* _Extrait retenu_:
La fille invisible – Émilie Villeneuve

La grosse conne, c’est Flavie, 15-ans-presque-seize. Flavie est une jeune fille à la fois timide et curieuse. Pourtant, elle croit qu’elle est une catastrophe sur deux pattes, un désastre ambulant. Au début de l’été, elle décide donc de se faire un programme pour devenir une nouvelle Flavie : une saine alimentation, aucun dessert et du jogging une heure par jour. C’est le début d’une chute vertigineuse. D’abord, du poids de Flavie, puis de son existence tout entière.

Cette bande dessinée dresse un portrait réaliste, et parfois brusque, de la maladie qu’est l’anorexie mentale. En se mettant à la place de Flavie, on peut comprendre un peu mieux ce qui oblige la jeune fille à courir après un idéal physique impossible à atteindre. Il n’est pas ici question d’apparence ou de beauté, mais bien de contrôle.

* _Consigne_: Extrayez de la présentation de la bande dessinée le passage qui va de « La fille invisible » à « bien de contrôle. », mot pour mot.

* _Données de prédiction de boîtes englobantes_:
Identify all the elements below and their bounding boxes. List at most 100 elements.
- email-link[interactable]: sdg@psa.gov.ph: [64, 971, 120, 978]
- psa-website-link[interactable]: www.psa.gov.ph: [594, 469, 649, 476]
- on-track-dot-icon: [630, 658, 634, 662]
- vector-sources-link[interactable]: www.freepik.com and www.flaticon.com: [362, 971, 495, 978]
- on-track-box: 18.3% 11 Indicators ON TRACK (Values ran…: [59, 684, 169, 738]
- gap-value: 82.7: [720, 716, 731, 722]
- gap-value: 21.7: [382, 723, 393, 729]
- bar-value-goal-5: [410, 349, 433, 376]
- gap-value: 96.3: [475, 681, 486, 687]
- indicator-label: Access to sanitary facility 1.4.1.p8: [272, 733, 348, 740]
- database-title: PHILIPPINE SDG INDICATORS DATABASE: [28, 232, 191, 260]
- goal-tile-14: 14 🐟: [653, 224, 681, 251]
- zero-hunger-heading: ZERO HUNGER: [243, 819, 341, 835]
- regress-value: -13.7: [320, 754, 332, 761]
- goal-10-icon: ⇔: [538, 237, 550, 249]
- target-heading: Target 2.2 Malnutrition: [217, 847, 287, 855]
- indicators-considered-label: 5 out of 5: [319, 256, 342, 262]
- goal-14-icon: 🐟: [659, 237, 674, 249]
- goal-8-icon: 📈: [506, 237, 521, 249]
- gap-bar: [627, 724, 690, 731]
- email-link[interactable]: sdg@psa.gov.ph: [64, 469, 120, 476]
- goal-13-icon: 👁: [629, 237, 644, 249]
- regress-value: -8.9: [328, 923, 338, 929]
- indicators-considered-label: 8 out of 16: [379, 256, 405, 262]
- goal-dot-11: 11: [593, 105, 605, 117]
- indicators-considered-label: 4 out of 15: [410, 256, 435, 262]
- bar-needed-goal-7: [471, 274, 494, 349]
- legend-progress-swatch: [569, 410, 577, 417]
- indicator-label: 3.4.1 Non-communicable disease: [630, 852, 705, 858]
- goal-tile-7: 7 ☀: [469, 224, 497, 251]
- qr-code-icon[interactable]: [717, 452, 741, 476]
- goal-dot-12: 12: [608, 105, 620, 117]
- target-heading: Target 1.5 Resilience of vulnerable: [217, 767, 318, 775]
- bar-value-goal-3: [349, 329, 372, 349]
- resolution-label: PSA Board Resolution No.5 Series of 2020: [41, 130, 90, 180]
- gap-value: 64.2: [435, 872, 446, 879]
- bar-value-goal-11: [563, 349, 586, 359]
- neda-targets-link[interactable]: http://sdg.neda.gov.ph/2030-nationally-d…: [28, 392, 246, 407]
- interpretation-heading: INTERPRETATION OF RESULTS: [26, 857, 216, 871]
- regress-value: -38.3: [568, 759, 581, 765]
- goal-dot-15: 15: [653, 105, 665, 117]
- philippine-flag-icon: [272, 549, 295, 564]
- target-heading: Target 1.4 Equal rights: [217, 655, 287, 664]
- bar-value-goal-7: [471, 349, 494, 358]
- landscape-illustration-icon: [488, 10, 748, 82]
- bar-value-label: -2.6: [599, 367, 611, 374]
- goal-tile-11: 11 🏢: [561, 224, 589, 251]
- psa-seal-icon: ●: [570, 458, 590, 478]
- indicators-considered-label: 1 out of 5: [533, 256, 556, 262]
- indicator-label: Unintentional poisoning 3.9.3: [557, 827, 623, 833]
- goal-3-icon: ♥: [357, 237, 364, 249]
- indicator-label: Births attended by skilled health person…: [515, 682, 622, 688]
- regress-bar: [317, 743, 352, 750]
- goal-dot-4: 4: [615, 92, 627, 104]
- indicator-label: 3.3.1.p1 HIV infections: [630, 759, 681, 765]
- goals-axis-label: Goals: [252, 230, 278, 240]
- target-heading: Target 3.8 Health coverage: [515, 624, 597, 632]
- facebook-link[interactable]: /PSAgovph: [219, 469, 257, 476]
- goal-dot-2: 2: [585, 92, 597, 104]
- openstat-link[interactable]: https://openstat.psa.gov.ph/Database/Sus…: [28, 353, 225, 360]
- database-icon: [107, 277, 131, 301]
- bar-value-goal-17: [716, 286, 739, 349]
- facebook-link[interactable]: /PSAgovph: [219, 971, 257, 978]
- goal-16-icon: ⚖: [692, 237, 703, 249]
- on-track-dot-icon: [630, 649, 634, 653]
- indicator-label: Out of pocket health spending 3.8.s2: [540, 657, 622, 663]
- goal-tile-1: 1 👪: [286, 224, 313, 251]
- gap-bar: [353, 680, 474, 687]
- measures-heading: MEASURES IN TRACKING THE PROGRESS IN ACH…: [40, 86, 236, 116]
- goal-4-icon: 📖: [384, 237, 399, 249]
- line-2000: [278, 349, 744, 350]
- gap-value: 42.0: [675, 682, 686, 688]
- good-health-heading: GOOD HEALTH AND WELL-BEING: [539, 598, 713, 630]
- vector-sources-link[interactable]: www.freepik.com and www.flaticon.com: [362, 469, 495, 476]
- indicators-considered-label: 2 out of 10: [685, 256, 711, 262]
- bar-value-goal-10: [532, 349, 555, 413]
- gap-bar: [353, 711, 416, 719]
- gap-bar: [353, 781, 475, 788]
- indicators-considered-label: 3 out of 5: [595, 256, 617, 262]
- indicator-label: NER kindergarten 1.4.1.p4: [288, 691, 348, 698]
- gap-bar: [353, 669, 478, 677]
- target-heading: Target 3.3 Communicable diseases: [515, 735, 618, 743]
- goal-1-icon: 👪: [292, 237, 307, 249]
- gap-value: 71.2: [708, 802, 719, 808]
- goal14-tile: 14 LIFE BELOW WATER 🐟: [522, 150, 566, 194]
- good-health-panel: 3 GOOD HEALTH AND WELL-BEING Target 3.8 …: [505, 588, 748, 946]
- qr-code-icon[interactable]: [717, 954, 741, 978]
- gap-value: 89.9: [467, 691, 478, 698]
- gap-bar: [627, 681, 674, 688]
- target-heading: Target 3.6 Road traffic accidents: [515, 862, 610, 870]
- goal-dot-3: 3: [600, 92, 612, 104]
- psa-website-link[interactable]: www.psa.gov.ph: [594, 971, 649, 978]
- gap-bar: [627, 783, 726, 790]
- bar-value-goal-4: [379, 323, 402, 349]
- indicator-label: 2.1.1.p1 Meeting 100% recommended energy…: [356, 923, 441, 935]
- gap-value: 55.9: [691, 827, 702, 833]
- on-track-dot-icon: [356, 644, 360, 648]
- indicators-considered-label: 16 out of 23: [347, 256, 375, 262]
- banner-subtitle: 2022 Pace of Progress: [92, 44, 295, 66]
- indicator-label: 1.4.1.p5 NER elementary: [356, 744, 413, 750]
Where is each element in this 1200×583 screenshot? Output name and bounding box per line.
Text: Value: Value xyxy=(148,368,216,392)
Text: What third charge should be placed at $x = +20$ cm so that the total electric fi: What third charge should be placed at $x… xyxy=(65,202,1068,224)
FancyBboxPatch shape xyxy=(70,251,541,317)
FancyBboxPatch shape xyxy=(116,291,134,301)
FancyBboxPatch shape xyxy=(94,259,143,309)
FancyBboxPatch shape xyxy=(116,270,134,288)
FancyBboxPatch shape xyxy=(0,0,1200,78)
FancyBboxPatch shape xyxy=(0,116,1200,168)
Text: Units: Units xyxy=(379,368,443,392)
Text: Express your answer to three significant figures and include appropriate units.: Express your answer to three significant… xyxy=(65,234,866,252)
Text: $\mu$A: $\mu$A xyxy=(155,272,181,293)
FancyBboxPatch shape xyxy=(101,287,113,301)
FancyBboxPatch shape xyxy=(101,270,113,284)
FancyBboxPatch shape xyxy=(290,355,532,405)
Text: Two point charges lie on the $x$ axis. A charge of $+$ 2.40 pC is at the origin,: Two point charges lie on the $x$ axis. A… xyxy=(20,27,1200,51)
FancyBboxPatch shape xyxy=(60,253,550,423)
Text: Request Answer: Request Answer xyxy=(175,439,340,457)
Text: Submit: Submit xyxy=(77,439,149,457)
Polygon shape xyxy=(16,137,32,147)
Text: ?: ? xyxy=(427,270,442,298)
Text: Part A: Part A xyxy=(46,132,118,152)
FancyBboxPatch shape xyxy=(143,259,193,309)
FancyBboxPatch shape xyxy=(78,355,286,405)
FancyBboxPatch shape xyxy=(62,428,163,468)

* _Corrigé_:
La fille invisible – Émilie Villeneuve

La grosse conne, c’est Flavie, 15-ans-presque-seize. Flavie est une jeune fille à la fois timide et curieuse. Pourtant, elle croit qu’elle est une catastrophe sur deux pattes, un désastre ambulant. Au début de l’été, elle décide donc de se faire un programme pour devenir une nouvelle Flavie : une saine alimentation, aucun dessert et du jogging une heure par jour. C’est le début d’une chute vertigineuse. D’abord, du poids de Flavie, puis de son existence tout entière.

Cette bande dessinée dresse un portrait réaliste, et parfois brusque, de la maladie qu’est l’anorexie mentale. En se mettant à la place de Flavie, on peut comprendre un peu mieux ce qui oblige la jeune fille à courir après un idéal physique impossible à atteindre. Il n’est pas ici question d’apparence ou de beauté, mais bien de contrôle.